*Work instructions*. Transcribe the entries that follow exactly as they appear, minus pictures.

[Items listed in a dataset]
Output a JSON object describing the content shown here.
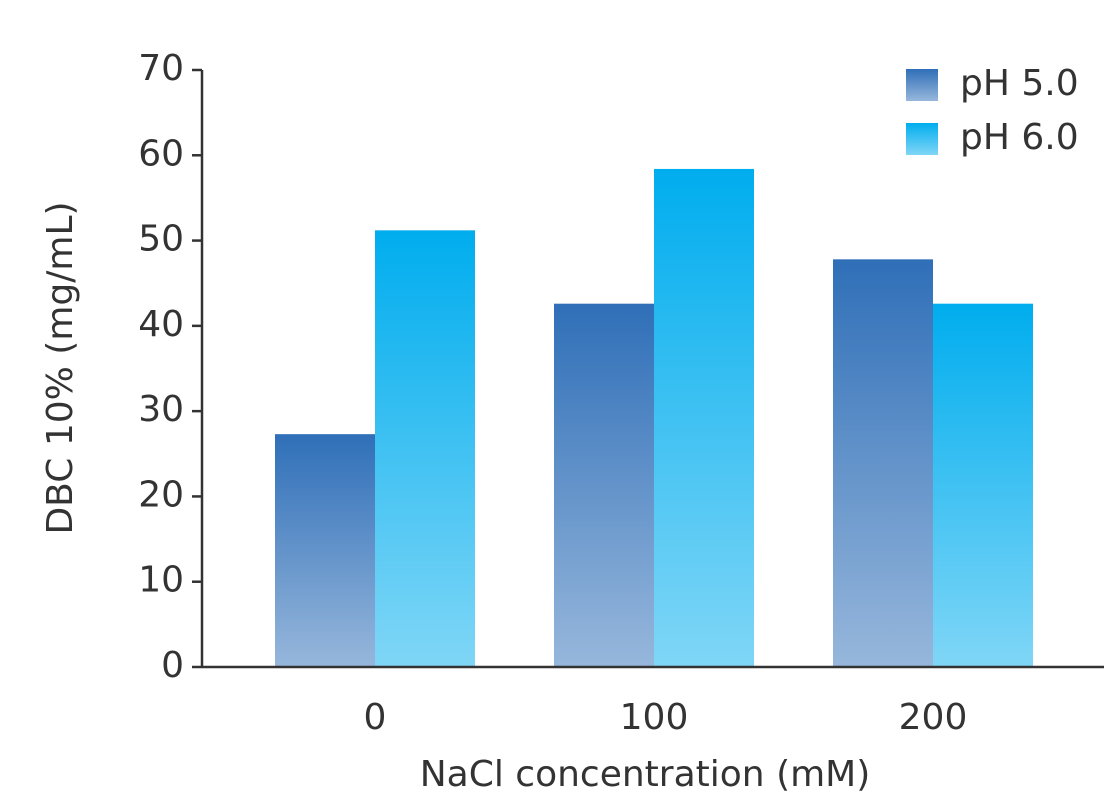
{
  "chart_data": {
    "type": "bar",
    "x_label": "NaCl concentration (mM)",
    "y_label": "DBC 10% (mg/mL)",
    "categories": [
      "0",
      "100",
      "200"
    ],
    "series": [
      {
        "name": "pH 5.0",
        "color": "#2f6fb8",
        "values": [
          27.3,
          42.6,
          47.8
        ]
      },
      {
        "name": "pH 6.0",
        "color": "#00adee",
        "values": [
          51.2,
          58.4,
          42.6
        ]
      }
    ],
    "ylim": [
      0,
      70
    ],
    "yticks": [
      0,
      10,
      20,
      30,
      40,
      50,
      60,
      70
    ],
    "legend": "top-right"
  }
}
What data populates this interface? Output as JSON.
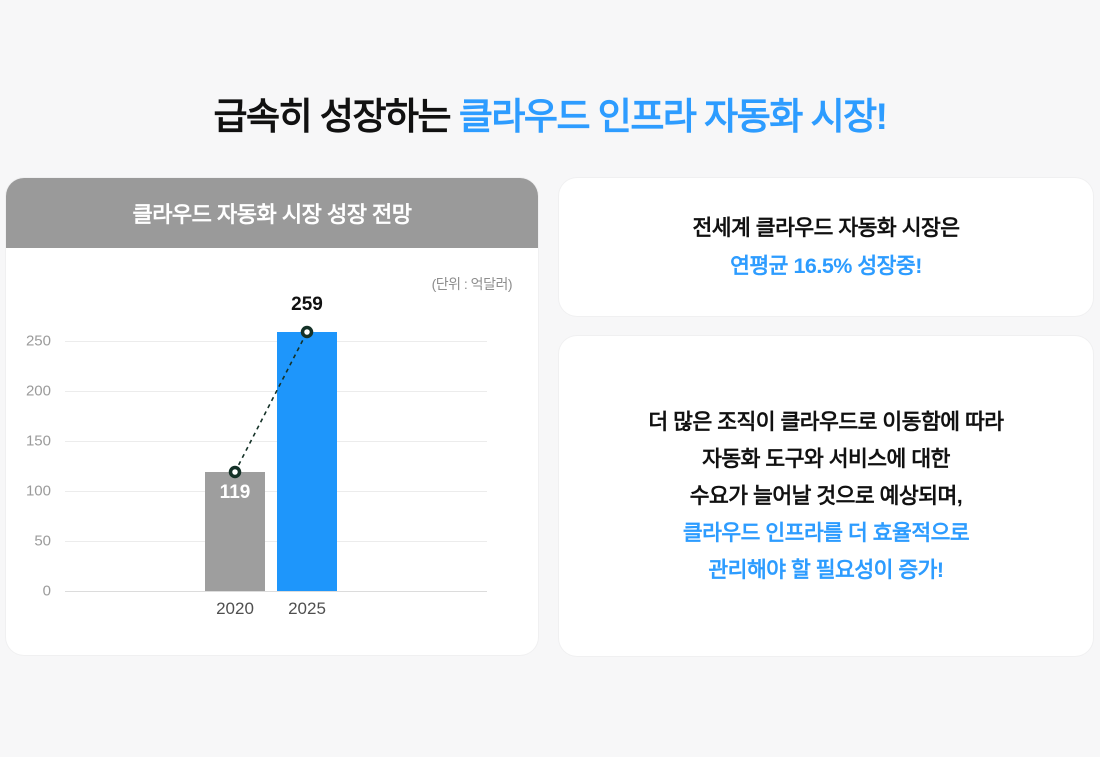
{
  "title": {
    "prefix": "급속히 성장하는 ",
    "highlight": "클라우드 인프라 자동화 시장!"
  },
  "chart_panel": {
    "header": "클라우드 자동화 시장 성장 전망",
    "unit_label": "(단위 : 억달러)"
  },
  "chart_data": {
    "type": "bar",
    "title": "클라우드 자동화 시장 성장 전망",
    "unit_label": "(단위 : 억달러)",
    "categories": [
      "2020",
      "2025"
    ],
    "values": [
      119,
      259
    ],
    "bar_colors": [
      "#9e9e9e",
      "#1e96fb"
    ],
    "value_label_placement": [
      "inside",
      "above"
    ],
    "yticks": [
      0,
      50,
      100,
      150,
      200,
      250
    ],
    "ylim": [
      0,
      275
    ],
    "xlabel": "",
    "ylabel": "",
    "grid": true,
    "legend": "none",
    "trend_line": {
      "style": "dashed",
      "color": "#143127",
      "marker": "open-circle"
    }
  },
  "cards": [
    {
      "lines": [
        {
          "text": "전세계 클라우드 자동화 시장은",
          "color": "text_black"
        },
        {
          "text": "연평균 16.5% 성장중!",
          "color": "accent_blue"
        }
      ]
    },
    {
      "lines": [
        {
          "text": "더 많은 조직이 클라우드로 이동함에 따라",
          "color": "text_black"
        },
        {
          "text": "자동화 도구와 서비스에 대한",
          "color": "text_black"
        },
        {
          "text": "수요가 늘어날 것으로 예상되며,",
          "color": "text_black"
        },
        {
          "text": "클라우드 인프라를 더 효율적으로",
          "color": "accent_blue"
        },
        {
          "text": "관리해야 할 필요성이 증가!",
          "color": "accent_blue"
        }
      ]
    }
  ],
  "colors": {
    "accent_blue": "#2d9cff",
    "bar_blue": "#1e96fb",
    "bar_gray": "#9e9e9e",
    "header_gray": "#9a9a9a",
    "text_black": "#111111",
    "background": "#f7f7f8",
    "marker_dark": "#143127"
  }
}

*Correct result*.
Output a JSON object describing the content shown here.
{
  "chart_data": {
    "type": "bar",
    "x_label": "NaCl concentration (mM)",
    "y_label": "DBC 10% (mg/mL)",
    "categories": [
      "0",
      "100",
      "200"
    ],
    "series": [
      {
        "name": "pH 5.0",
        "color": "#2f6fb8",
        "values": [
          27.3,
          42.6,
          47.8
        ]
      },
      {
        "name": "pH 6.0",
        "color": "#00adee",
        "values": [
          51.2,
          58.4,
          42.6
        ]
      }
    ],
    "ylim": [
      0,
      70
    ],
    "yticks": [
      0,
      10,
      20,
      30,
      40,
      50,
      60,
      70
    ],
    "legend": "top-right"
  }
}
What data populates this interface? Output as JSON.
{
  "title": {
    "prefix": "급속히 성장하는 ",
    "highlight": "클라우드 인프라 자동화 시장!"
  },
  "chart_panel": {
    "header": "클라우드 자동화 시장 성장 전망",
    "unit_label": "(단위 : 억달러)"
  },
  "chart_data": {
    "type": "bar",
    "title": "클라우드 자동화 시장 성장 전망",
    "unit_label": "(단위 : 억달러)",
    "categories": [
      "2020",
      "2025"
    ],
    "values": [
      119,
      259
    ],
    "bar_colors": [
      "#9e9e9e",
      "#1e96fb"
    ],
    "value_label_placement": [
      "inside",
      "above"
    ],
    "yticks": [
      0,
      50,
      100,
      150,
      200,
      250
    ],
    "ylim": [
      0,
      275
    ],
    "xlabel": "",
    "ylabel": "",
    "grid": true,
    "legend": "none",
    "trend_line": {
      "style": "dashed",
      "color": "#143127",
      "marker": "open-circle"
    }
  },
  "cards": [
    {
      "lines": [
        {
          "text": "전세계 클라우드 자동화 시장은",
          "color": "text_black"
        },
        {
          "text": "연평균 16.5% 성장중!",
          "color": "accent_blue"
        }
      ]
    },
    {
      "lines": [
        {
          "text": "더 많은 조직이 클라우드로 이동함에 따라",
          "color": "text_black"
        },
        {
          "text": "자동화 도구와 서비스에 대한",
          "color": "text_black"
        },
        {
          "text": "수요가 늘어날 것으로 예상되며,",
          "color": "text_black"
        },
        {
          "text": "클라우드 인프라를 더 효율적으로",
          "color": "accent_blue"
        },
        {
          "text": "관리해야 할 필요성이 증가!",
          "color": "accent_blue"
        }
      ]
    }
  ],
  "colors": {
    "accent_blue": "#2d9cff",
    "bar_blue": "#1e96fb",
    "bar_gray": "#9e9e9e",
    "header_gray": "#9a9a9a",
    "text_black": "#111111",
    "background": "#f7f7f8",
    "marker_dark": "#143127"
  }
}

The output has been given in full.